--- start Dataset entries ---

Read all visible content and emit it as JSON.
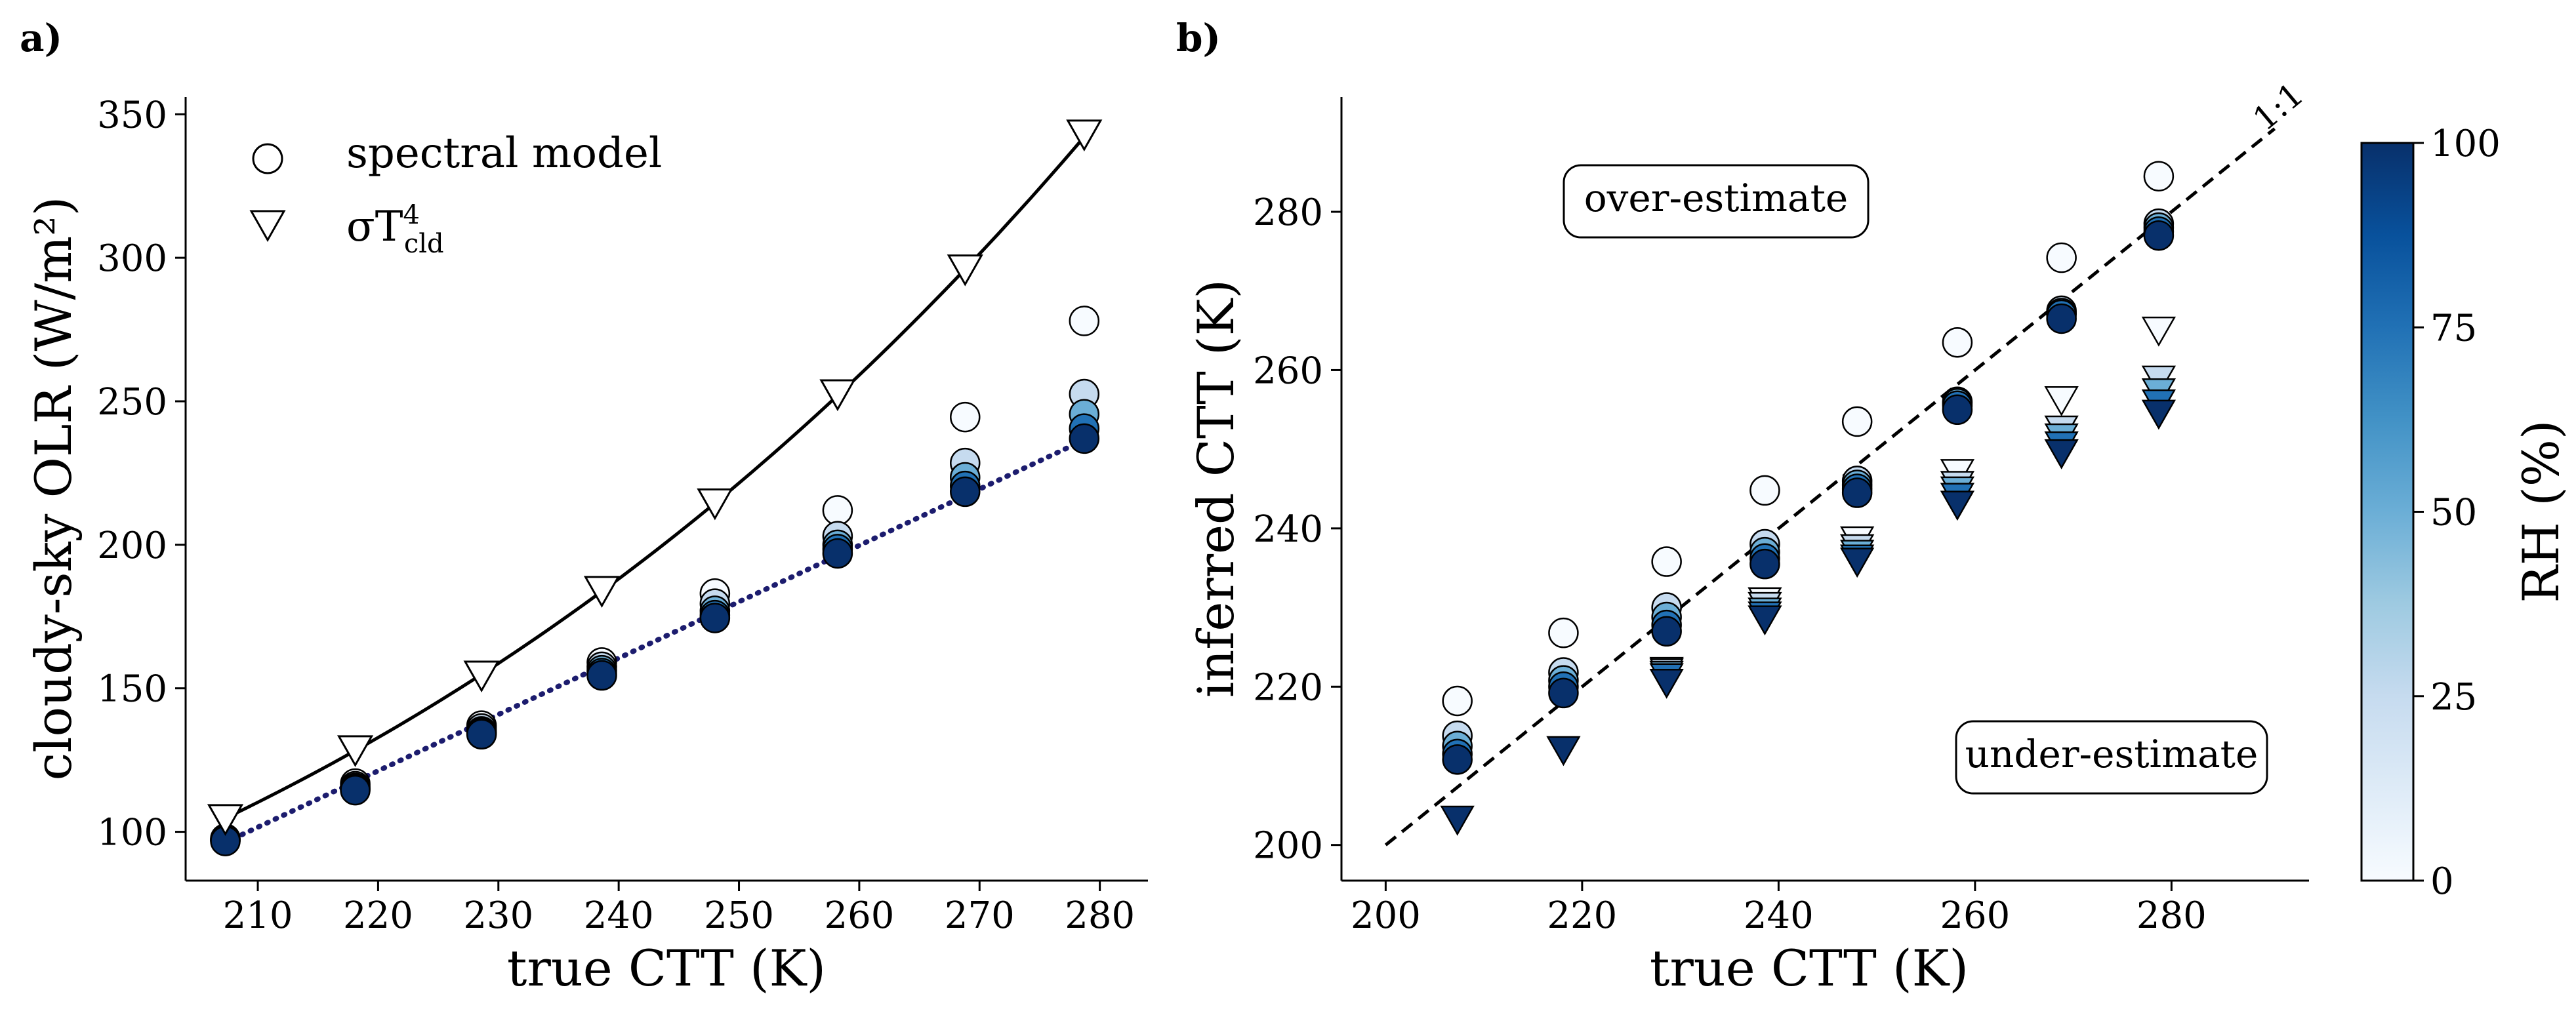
{
  "colors": {
    "rh_low": "#f7fbff",
    "rh_high": "#08306b",
    "fit_line": "#1c1c6e",
    "marker_edge": "#000000"
  },
  "chart_data": [
    {
      "panel_label": "a)",
      "type": "scatter",
      "xlabel": "true CTT (K)",
      "ylabel": "cloudy-sky OLR (W/m²)",
      "xlim": [
        204,
        284
      ],
      "ylim": [
        83,
        356
      ],
      "xticks": [
        210,
        220,
        230,
        240,
        250,
        260,
        270,
        280
      ],
      "yticks": [
        100,
        150,
        200,
        250,
        300,
        350
      ],
      "legend": {
        "position": "top-left",
        "entries": [
          {
            "marker": "circle",
            "label": "spectral model"
          },
          {
            "marker": "triangle-down",
            "label_base": "σT",
            "label_sub": "cld",
            "label_sup": "4"
          }
        ]
      },
      "rh_levels": [
        0,
        25,
        50,
        75,
        100
      ],
      "x": [
        207.3,
        218.1,
        228.6,
        238.6,
        248.0,
        258.2,
        268.8,
        278.7
      ],
      "series": [
        {
          "marker": "circle",
          "rh_values": [
            [
              97.6,
              97.4,
              97.2,
              97.0,
              96.8
            ],
            [
              116.8,
              115.9,
              115.3,
              114.8,
              114.5
            ],
            [
              137.0,
              136.0,
              135.0,
              134.5,
              134.0
            ],
            [
              159.0,
              157.5,
              156.3,
              155.3,
              154.5
            ],
            [
              183.0,
              179.5,
              177.0,
              175.5,
              174.5
            ],
            [
              212.0,
              203.0,
              200.0,
              198.5,
              197.0
            ],
            [
              244.5,
              228.5,
              223.5,
              220.5,
              218.5
            ],
            [
              278.0,
              252.5,
              245.5,
              240.5,
              237.0
            ]
          ]
        },
        {
          "marker": "triangle-down",
          "name": "σT⁴cld",
          "values": [
            104.5,
            128.5,
            154.5,
            184.0,
            214.5,
            252.5,
            296.0,
            343.0
          ]
        }
      ],
      "lines": [
        {
          "style": "solid",
          "color": "#000000",
          "formula": "sigma_T4"
        },
        {
          "style": "dotted",
          "color": "#1c1c6e",
          "x": [
            207.3,
            278.7
          ],
          "y": [
            96.3,
            236.5
          ]
        }
      ]
    },
    {
      "panel_label": "b)",
      "type": "scatter",
      "xlabel": "true CTT (K)",
      "ylabel": "inferred CTT (K)",
      "xlim": [
        195.5,
        294
      ],
      "ylim": [
        195.5,
        294.5
      ],
      "xticks": [
        200,
        220,
        240,
        260,
        280
      ],
      "yticks": [
        200,
        220,
        240,
        260,
        280
      ],
      "one_to_one_label": "1:1",
      "annotations": [
        "over-estimate",
        "under-estimate"
      ],
      "rh_levels": [
        0,
        25,
        50,
        75,
        100
      ],
      "x": [
        207.3,
        218.1,
        228.6,
        238.6,
        248.0,
        258.2,
        268.8,
        278.7
      ],
      "series": [
        {
          "marker": "circle",
          "rh_values": [
            [
              218.2,
              213.8,
              212.5,
              211.5,
              210.8
            ],
            [
              226.8,
              221.8,
              220.8,
              220.0,
              219.2
            ],
            [
              235.8,
              230.0,
              228.8,
              227.8,
              227.0
            ],
            [
              244.8,
              238.0,
              237.0,
              236.2,
              235.5
            ],
            [
              253.5,
              246.0,
              245.5,
              245.0,
              244.5
            ],
            [
              263.5,
              256.0,
              255.8,
              255.5,
              255.0
            ],
            [
              274.2,
              267.5,
              267.2,
              267.0,
              266.5
            ],
            [
              284.5,
              278.5,
              278.0,
              277.5,
              277.0
            ]
          ]
        },
        {
          "marker": "triangle-down",
          "rh_values": [
            [
              null,
              null,
              null,
              null,
              203.2
            ],
            [
              null,
              null,
              null,
              null,
              212.0
            ],
            [
              222.0,
              221.8,
              221.5,
              221.2,
              220.5
            ],
            [
              230.8,
              230.2,
              229.5,
              229.0,
              228.5
            ],
            [
              238.5,
              237.5,
              236.8,
              236.2,
              235.8
            ],
            [
              247.0,
              245.5,
              244.8,
              244.0,
              243.0
            ],
            [
              256.2,
              252.5,
              251.5,
              250.5,
              249.5
            ],
            [
              265.0,
              258.8,
              257.2,
              255.8,
              254.5
            ]
          ]
        }
      ]
    }
  ],
  "colorbar": {
    "label": "RH (%)",
    "ticks": [
      0,
      25,
      50,
      75,
      100
    ],
    "range": [
      0,
      100
    ]
  }
}
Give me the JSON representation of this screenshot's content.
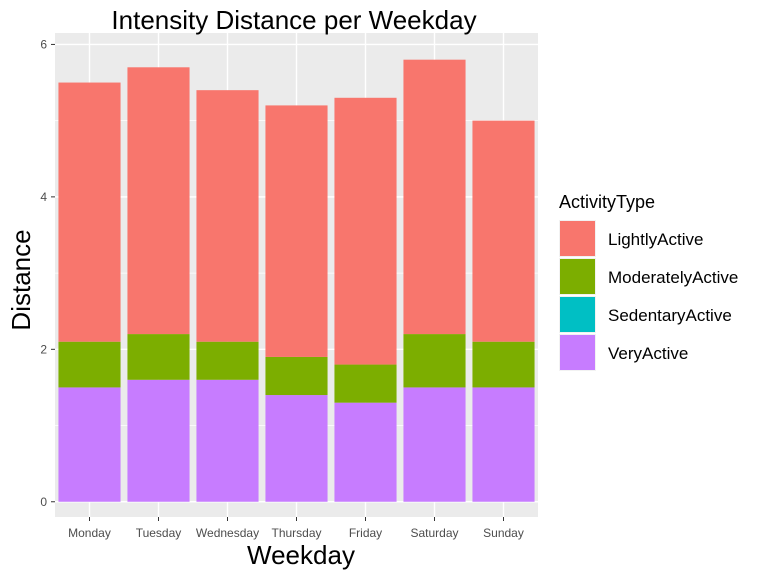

--- end Dataset entries ---

- _Set exercise_
All of the data needs repeating exactly, but the pictures do not.

- _The solution_
Read all visible content and emit it as JSON.
{
  "colors": {
    "rh_low": "#f7fbff",
    "rh_high": "#08306b",
    "fit_line": "#1c1c6e",
    "marker_edge": "#000000"
  },
  "chart_data": [
    {
      "panel_label": "a)",
      "type": "scatter",
      "xlabel": "true CTT (K)",
      "ylabel": "cloudy-sky OLR (W/m²)",
      "xlim": [
        204,
        284
      ],
      "ylim": [
        83,
        356
      ],
      "xticks": [
        210,
        220,
        230,
        240,
        250,
        260,
        270,
        280
      ],
      "yticks": [
        100,
        150,
        200,
        250,
        300,
        350
      ],
      "legend": {
        "position": "top-left",
        "entries": [
          {
            "marker": "circle",
            "label": "spectral model"
          },
          {
            "marker": "triangle-down",
            "label_base": "σT",
            "label_sub": "cld",
            "label_sup": "4"
          }
        ]
      },
      "rh_levels": [
        0,
        25,
        50,
        75,
        100
      ],
      "x": [
        207.3,
        218.1,
        228.6,
        238.6,
        248.0,
        258.2,
        268.8,
        278.7
      ],
      "series": [
        {
          "marker": "circle",
          "rh_values": [
            [
              97.6,
              97.4,
              97.2,
              97.0,
              96.8
            ],
            [
              116.8,
              115.9,
              115.3,
              114.8,
              114.5
            ],
            [
              137.0,
              136.0,
              135.0,
              134.5,
              134.0
            ],
            [
              159.0,
              157.5,
              156.3,
              155.3,
              154.5
            ],
            [
              183.0,
              179.5,
              177.0,
              175.5,
              174.5
            ],
            [
              212.0,
              203.0,
              200.0,
              198.5,
              197.0
            ],
            [
              244.5,
              228.5,
              223.5,
              220.5,
              218.5
            ],
            [
              278.0,
              252.5,
              245.5,
              240.5,
              237.0
            ]
          ]
        },
        {
          "marker": "triangle-down",
          "name": "σT⁴cld",
          "values": [
            104.5,
            128.5,
            154.5,
            184.0,
            214.5,
            252.5,
            296.0,
            343.0
          ]
        }
      ],
      "lines": [
        {
          "style": "solid",
          "color": "#000000",
          "formula": "sigma_T4"
        },
        {
          "style": "dotted",
          "color": "#1c1c6e",
          "x": [
            207.3,
            278.7
          ],
          "y": [
            96.3,
            236.5
          ]
        }
      ]
    },
    {
      "panel_label": "b)",
      "type": "scatter",
      "xlabel": "true CTT (K)",
      "ylabel": "inferred CTT (K)",
      "xlim": [
        195.5,
        294
      ],
      "ylim": [
        195.5,
        294.5
      ],
      "xticks": [
        200,
        220,
        240,
        260,
        280
      ],
      "yticks": [
        200,
        220,
        240,
        260,
        280
      ],
      "one_to_one_label": "1:1",
      "annotations": [
        "over-estimate",
        "under-estimate"
      ],
      "rh_levels": [
        0,
        25,
        50,
        75,
        100
      ],
      "x": [
        207.3,
        218.1,
        228.6,
        238.6,
        248.0,
        258.2,
        268.8,
        278.7
      ],
      "series": [
        {
          "marker": "circle",
          "rh_values": [
            [
              218.2,
              213.8,
              212.5,
              211.5,
              210.8
            ],
            [
              226.8,
              221.8,
              220.8,
              220.0,
              219.2
            ],
            [
              235.8,
              230.0,
              228.8,
              227.8,
              227.0
            ],
            [
              244.8,
              238.0,
              237.0,
              236.2,
              235.5
            ],
            [
              253.5,
              246.0,
              245.5,
              245.0,
              244.5
            ],
            [
              263.5,
              256.0,
              255.8,
              255.5,
              255.0
            ],
            [
              274.2,
              267.5,
              267.2,
              267.0,
              266.5
            ],
            [
              284.5,
              278.5,
              278.0,
              277.5,
              277.0
            ]
          ]
        },
        {
          "marker": "triangle-down",
          "rh_values": [
            [
              null,
              null,
              null,
              null,
              203.2
            ],
            [
              null,
              null,
              null,
              null,
              212.0
            ],
            [
              222.0,
              221.8,
              221.5,
              221.2,
              220.5
            ],
            [
              230.8,
              230.2,
              229.5,
              229.0,
              228.5
            ],
            [
              238.5,
              237.5,
              236.8,
              236.2,
              235.8
            ],
            [
              247.0,
              245.5,
              244.8,
              244.0,
              243.0
            ],
            [
              256.2,
              252.5,
              251.5,
              250.5,
              249.5
            ],
            [
              265.0,
              258.8,
              257.2,
              255.8,
              254.5
            ]
          ]
        }
      ]
    }
  ],
  "colorbar": {
    "label": "RH (%)",
    "ticks": [
      0,
      25,
      50,
      75,
      100
    ],
    "range": [
      0,
      100
    ]
  }
}
Give me the JSON representation of this screenshot's content.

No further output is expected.